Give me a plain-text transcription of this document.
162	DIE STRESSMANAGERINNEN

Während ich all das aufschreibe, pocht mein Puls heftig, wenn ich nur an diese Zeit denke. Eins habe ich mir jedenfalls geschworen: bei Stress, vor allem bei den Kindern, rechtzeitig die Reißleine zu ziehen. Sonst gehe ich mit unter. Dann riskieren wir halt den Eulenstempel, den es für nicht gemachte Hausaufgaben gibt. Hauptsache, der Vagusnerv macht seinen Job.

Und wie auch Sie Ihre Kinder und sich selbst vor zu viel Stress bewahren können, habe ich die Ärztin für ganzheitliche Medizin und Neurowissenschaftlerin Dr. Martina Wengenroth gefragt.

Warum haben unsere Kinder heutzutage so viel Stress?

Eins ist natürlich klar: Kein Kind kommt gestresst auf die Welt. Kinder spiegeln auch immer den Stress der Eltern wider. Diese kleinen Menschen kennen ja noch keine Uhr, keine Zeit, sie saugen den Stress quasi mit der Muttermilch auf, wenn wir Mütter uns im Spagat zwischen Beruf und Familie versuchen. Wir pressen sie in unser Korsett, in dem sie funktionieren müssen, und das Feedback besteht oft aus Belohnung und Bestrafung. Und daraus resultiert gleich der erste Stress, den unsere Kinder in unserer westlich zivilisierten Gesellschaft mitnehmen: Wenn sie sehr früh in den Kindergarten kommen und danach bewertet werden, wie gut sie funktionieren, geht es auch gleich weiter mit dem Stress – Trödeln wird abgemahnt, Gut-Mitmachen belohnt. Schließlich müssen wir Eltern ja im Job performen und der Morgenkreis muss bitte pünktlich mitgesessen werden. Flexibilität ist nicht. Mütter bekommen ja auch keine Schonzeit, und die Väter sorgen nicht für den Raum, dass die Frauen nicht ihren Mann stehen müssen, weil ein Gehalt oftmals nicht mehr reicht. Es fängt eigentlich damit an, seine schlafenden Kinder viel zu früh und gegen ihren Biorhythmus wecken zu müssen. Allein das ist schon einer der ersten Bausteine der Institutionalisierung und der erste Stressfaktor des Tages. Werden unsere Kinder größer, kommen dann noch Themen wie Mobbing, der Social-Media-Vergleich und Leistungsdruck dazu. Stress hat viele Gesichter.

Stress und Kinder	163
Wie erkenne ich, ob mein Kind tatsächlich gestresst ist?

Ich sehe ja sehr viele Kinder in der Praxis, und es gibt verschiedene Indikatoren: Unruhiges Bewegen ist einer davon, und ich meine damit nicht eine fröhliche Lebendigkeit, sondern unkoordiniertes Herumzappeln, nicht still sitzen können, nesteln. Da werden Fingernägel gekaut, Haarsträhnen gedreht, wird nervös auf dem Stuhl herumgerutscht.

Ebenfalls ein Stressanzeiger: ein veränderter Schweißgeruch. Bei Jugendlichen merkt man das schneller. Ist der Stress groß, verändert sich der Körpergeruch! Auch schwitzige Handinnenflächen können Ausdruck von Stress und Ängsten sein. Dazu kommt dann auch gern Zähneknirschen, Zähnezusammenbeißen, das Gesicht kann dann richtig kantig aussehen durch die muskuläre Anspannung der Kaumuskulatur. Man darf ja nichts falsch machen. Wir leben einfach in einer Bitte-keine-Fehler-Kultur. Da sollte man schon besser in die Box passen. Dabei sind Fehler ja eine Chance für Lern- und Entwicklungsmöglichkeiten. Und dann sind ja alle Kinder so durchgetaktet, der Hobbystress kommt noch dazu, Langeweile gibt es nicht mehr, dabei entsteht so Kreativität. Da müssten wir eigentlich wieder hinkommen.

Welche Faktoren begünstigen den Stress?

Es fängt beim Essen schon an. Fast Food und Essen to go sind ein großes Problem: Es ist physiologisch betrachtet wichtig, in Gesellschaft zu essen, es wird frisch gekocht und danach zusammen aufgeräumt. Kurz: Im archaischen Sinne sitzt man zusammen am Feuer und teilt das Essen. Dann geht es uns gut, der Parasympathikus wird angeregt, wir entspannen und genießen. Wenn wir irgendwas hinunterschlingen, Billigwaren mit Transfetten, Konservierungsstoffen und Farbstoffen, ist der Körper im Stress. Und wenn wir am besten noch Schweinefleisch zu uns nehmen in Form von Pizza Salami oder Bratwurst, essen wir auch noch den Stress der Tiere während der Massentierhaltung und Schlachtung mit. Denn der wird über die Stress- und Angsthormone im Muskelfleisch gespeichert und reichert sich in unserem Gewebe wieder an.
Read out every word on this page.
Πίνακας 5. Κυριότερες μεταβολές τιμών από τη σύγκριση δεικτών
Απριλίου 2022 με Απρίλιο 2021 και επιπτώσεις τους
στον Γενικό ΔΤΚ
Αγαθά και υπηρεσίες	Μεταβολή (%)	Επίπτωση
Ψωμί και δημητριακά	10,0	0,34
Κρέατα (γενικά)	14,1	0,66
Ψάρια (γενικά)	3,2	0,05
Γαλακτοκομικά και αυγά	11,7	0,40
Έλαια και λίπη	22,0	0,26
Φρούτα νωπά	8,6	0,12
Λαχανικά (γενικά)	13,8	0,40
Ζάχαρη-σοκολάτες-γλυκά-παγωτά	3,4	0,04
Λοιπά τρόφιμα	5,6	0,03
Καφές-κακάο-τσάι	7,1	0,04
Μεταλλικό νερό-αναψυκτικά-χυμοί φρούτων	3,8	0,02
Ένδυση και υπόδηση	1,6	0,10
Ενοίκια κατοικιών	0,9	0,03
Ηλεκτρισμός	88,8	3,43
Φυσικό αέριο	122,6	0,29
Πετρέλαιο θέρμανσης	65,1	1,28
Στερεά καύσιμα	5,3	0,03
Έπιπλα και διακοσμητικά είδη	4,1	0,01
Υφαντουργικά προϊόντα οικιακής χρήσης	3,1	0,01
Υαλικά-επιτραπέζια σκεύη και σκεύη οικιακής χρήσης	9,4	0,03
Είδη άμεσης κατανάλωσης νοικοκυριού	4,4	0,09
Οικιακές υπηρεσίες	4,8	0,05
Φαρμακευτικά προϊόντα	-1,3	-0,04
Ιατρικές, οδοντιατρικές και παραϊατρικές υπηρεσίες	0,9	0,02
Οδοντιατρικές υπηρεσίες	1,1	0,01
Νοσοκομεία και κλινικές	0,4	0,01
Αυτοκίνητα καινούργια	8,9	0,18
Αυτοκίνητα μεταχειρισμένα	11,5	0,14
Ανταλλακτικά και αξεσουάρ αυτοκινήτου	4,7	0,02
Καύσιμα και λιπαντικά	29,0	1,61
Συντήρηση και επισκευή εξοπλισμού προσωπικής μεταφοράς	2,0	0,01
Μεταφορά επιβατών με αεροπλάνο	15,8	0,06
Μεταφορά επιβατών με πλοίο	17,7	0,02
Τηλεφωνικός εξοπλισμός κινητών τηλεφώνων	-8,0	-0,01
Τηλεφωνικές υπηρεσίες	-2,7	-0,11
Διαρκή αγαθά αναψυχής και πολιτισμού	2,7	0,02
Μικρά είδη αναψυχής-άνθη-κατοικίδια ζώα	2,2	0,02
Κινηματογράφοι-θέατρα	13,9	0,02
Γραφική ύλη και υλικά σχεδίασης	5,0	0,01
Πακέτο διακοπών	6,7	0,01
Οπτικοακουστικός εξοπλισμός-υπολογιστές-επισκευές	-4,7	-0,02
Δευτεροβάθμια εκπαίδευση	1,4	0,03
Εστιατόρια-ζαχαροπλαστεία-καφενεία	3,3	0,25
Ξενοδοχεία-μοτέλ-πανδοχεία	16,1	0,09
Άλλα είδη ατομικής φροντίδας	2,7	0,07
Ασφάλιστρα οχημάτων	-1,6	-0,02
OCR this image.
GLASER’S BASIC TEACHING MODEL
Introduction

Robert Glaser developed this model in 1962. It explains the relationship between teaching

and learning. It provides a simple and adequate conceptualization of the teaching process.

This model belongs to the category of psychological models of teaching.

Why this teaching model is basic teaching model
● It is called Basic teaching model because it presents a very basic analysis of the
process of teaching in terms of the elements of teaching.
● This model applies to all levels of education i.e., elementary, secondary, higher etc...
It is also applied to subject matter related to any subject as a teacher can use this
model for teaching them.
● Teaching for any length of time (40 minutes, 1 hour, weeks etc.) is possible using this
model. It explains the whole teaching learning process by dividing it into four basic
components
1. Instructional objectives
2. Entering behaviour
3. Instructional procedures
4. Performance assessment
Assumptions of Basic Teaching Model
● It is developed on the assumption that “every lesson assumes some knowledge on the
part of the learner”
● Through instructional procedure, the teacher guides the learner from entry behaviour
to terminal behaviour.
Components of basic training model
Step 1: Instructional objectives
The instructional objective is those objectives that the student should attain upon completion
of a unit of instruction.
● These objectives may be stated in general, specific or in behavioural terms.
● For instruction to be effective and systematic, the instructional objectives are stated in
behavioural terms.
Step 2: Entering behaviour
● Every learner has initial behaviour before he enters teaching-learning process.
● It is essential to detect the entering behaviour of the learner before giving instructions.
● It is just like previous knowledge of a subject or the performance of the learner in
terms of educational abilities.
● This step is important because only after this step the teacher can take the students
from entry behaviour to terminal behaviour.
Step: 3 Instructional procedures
================================
Work to be completed: The word "αναψυχής" may appear on some lines. Report how many lines hold it, giving the number alone.

Result for this task: 2